» Material for the task

*****

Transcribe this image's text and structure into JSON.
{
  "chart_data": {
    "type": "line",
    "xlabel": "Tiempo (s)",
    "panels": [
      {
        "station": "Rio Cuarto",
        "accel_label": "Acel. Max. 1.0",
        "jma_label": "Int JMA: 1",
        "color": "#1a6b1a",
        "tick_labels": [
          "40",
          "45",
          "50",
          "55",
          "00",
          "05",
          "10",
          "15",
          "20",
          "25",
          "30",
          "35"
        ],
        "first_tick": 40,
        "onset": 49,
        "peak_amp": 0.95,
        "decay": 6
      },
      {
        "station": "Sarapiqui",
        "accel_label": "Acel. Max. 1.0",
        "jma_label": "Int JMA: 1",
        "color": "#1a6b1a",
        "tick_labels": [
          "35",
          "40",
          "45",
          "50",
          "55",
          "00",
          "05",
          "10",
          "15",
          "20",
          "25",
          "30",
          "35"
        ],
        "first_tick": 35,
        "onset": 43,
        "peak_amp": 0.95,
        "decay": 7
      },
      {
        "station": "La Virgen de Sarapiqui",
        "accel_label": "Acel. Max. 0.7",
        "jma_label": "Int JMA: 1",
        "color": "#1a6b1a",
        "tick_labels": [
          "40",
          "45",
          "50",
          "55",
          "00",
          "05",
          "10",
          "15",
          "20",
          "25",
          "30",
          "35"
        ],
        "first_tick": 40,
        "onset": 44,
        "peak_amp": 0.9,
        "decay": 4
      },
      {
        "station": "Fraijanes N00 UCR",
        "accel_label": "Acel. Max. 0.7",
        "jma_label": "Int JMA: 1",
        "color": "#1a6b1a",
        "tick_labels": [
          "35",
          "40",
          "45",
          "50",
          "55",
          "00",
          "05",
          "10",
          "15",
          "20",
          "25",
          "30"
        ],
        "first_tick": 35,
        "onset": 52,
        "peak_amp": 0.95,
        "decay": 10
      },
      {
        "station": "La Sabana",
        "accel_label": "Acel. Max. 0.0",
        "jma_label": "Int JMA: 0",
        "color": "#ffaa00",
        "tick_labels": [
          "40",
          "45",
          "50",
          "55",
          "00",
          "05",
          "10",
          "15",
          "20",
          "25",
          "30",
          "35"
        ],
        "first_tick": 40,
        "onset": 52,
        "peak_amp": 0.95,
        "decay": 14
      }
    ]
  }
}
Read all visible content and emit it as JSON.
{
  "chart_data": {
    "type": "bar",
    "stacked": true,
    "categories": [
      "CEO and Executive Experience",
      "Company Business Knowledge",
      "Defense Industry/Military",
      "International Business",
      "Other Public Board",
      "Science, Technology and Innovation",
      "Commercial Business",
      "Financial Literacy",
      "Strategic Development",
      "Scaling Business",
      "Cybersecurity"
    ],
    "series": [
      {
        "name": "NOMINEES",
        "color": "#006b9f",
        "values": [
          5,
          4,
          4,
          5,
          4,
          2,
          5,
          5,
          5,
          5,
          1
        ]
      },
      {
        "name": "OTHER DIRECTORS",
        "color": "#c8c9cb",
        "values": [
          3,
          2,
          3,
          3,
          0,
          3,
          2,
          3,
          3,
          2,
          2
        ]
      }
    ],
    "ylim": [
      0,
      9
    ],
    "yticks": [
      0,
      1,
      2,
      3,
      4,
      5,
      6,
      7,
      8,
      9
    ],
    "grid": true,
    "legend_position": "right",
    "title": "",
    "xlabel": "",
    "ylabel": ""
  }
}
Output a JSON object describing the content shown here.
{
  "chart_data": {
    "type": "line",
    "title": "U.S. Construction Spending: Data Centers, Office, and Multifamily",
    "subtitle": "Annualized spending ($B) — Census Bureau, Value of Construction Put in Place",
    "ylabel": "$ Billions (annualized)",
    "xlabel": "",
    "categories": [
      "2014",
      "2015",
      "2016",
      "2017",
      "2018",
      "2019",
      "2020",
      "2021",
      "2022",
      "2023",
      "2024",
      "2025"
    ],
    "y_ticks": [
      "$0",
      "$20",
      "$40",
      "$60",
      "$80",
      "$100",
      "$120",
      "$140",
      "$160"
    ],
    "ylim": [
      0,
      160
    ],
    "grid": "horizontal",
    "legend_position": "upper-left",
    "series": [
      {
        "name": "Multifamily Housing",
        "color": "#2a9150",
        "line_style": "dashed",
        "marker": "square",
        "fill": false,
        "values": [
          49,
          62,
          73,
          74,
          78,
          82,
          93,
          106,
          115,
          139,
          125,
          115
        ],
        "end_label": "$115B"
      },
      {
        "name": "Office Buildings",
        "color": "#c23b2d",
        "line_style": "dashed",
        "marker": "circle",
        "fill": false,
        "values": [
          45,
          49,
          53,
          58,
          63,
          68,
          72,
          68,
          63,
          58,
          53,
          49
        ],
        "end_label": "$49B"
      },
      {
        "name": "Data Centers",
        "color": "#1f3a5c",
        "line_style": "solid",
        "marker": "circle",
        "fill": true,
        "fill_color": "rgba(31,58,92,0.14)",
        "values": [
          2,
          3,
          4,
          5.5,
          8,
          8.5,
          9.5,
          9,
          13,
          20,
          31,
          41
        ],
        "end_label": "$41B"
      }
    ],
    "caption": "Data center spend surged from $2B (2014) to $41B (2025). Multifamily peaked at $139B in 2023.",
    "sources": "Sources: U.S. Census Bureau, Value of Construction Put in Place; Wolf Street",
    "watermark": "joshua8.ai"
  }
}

*****

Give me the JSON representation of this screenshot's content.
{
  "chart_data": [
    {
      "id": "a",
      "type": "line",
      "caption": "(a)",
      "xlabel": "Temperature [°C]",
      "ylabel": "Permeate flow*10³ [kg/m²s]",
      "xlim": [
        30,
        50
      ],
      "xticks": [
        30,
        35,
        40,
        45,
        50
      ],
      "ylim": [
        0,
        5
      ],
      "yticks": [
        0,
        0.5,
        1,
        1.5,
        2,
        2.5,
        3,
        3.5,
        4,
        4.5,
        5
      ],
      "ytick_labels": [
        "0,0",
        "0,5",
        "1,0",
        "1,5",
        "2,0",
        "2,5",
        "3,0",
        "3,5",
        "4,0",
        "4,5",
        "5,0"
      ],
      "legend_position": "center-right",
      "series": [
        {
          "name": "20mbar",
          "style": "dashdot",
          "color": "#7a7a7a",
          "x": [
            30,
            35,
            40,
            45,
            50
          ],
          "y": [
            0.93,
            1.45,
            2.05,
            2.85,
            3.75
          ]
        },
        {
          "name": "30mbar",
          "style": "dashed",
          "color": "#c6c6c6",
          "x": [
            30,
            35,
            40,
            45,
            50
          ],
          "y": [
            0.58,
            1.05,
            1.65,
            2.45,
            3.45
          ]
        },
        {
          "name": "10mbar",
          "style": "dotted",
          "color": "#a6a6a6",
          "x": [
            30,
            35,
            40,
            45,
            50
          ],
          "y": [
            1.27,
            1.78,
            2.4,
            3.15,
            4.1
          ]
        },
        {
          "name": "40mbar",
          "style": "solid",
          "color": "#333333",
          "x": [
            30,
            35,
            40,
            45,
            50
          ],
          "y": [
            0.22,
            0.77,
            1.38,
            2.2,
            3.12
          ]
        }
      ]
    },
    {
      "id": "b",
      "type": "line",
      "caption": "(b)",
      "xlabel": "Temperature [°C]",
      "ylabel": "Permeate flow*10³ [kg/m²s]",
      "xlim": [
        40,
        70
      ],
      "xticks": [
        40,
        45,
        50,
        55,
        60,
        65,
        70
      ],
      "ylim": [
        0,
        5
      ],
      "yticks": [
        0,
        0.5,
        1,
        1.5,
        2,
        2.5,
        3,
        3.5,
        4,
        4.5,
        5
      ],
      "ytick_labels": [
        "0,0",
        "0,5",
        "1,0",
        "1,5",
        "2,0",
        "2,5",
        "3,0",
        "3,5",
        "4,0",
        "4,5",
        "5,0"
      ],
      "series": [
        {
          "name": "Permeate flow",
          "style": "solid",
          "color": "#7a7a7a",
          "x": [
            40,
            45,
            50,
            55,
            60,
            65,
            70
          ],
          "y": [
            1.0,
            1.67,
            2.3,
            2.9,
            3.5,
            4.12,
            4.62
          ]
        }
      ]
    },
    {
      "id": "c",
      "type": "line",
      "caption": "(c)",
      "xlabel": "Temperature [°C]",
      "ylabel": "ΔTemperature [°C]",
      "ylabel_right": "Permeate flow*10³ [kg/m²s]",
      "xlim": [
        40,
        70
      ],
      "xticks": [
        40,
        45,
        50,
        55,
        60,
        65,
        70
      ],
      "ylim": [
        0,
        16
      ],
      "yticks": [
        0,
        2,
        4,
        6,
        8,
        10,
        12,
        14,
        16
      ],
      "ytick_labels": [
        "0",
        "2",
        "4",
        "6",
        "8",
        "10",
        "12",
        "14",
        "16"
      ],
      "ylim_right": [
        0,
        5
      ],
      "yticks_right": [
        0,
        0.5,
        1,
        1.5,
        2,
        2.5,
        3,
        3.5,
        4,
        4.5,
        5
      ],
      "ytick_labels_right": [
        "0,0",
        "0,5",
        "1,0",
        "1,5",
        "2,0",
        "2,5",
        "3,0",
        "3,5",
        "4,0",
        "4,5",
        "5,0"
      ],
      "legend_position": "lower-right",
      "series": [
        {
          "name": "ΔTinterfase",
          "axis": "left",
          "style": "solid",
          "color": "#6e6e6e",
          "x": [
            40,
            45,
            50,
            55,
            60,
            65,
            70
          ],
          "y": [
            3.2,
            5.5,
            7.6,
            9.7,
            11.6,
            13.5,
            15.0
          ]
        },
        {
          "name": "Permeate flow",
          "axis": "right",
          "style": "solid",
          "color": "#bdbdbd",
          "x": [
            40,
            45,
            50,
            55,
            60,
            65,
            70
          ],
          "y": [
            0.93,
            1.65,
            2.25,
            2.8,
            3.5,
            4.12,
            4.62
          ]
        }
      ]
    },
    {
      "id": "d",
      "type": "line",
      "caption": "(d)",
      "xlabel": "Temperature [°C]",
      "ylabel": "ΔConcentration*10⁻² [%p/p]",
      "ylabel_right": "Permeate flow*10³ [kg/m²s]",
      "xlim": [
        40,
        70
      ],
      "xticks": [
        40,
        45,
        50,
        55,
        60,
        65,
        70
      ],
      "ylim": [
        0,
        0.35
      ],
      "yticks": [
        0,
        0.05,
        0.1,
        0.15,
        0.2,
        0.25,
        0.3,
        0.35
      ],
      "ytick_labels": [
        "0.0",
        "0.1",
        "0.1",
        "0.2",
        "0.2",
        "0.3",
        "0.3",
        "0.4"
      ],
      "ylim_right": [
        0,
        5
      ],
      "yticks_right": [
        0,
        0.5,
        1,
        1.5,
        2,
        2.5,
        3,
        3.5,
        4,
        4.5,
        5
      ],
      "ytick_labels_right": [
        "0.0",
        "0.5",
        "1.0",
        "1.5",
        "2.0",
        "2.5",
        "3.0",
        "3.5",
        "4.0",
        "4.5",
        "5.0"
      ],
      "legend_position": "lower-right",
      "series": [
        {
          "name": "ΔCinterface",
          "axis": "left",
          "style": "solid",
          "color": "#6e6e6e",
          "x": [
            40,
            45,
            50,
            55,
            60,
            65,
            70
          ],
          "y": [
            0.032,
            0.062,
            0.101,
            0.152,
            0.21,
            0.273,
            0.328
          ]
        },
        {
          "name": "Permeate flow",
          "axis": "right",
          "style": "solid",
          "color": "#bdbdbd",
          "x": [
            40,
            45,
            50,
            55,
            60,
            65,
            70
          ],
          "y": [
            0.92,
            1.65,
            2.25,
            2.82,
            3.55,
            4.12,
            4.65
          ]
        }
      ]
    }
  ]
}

*****

» Task to complete
From the material given, work out how many lines hold the string "content"; state that number and nothing further.

» Result for this exercise
3